>> BEGIN

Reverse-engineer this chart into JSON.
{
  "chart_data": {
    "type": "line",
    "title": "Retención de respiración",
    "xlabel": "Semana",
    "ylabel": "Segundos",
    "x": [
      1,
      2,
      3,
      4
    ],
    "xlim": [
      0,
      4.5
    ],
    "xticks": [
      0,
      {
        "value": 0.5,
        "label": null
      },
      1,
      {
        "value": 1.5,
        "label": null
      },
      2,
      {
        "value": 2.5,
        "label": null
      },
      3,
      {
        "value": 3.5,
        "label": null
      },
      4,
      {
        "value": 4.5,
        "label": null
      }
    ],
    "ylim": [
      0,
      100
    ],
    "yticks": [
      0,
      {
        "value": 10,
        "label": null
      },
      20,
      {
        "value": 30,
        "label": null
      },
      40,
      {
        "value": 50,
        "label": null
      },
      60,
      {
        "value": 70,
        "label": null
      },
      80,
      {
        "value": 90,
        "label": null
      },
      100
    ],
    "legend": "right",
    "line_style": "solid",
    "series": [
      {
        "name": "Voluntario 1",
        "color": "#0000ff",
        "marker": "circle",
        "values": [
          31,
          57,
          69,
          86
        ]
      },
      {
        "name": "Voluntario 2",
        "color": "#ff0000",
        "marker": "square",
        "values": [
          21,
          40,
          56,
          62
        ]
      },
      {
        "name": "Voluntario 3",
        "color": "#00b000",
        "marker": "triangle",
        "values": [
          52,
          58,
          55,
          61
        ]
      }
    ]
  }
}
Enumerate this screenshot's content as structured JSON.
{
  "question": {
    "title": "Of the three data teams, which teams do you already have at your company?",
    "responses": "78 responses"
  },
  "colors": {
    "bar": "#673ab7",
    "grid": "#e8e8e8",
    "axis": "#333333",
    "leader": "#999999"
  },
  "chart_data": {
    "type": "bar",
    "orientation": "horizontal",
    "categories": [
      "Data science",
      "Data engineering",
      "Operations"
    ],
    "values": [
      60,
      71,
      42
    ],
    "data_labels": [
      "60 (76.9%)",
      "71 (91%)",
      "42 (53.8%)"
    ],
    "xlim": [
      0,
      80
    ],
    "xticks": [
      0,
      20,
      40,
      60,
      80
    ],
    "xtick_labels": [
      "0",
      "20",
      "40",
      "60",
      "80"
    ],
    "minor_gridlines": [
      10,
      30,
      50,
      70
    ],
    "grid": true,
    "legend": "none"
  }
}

>> END
>> BEGIN

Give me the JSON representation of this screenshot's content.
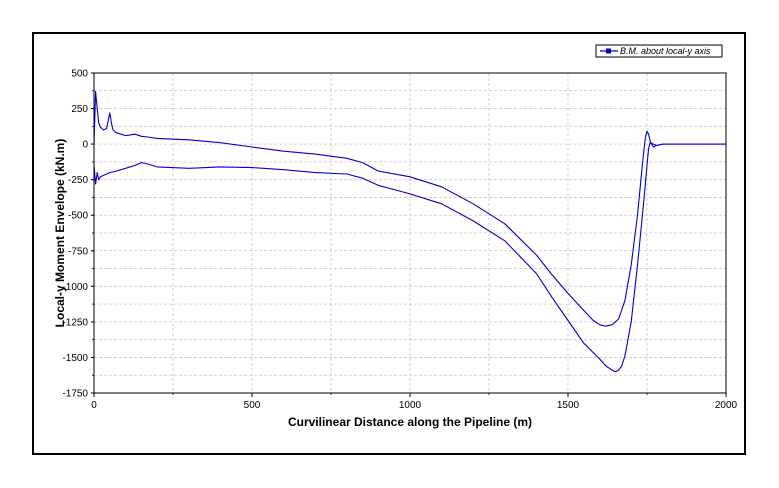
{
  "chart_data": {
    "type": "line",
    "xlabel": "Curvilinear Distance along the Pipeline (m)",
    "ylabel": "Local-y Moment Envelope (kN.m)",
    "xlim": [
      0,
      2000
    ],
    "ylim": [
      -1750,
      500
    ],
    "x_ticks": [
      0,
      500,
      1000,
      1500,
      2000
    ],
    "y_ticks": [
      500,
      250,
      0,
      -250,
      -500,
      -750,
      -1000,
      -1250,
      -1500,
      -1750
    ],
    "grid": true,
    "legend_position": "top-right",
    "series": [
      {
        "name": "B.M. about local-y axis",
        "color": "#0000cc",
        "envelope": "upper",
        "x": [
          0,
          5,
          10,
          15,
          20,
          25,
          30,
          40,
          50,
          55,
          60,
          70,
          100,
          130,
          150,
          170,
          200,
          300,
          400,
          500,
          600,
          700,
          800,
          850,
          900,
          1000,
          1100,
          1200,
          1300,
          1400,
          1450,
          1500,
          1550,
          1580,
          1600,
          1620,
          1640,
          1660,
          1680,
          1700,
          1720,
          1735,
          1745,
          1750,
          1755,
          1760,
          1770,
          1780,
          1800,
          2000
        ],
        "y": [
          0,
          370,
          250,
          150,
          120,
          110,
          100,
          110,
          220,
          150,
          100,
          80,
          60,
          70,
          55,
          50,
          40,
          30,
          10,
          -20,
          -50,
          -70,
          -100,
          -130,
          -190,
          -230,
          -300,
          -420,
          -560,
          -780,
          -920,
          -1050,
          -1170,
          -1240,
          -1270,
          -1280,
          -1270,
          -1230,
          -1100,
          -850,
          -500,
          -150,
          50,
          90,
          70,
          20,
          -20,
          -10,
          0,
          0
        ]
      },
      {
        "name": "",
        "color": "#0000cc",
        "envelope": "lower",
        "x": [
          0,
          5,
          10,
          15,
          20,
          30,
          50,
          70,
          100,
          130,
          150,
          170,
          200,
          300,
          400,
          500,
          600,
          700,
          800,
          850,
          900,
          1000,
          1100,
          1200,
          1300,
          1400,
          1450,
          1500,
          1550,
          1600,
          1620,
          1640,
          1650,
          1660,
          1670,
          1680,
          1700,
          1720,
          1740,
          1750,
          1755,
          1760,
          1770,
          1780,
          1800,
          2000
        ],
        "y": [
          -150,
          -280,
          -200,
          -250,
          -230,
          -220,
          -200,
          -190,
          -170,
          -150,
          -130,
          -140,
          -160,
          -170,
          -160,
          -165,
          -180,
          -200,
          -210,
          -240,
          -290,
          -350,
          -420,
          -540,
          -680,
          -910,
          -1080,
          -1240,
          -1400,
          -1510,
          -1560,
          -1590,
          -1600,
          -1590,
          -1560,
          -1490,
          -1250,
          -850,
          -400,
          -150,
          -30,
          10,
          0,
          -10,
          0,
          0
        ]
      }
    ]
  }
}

>> END

### [Exercise instructions]
Identify the lines in the entries that hold "title" and return each one.

### [Finished exercise]
    "title": "Retención de respiración",
    "title": "Of the three data teams, which teams do you already have at your company?",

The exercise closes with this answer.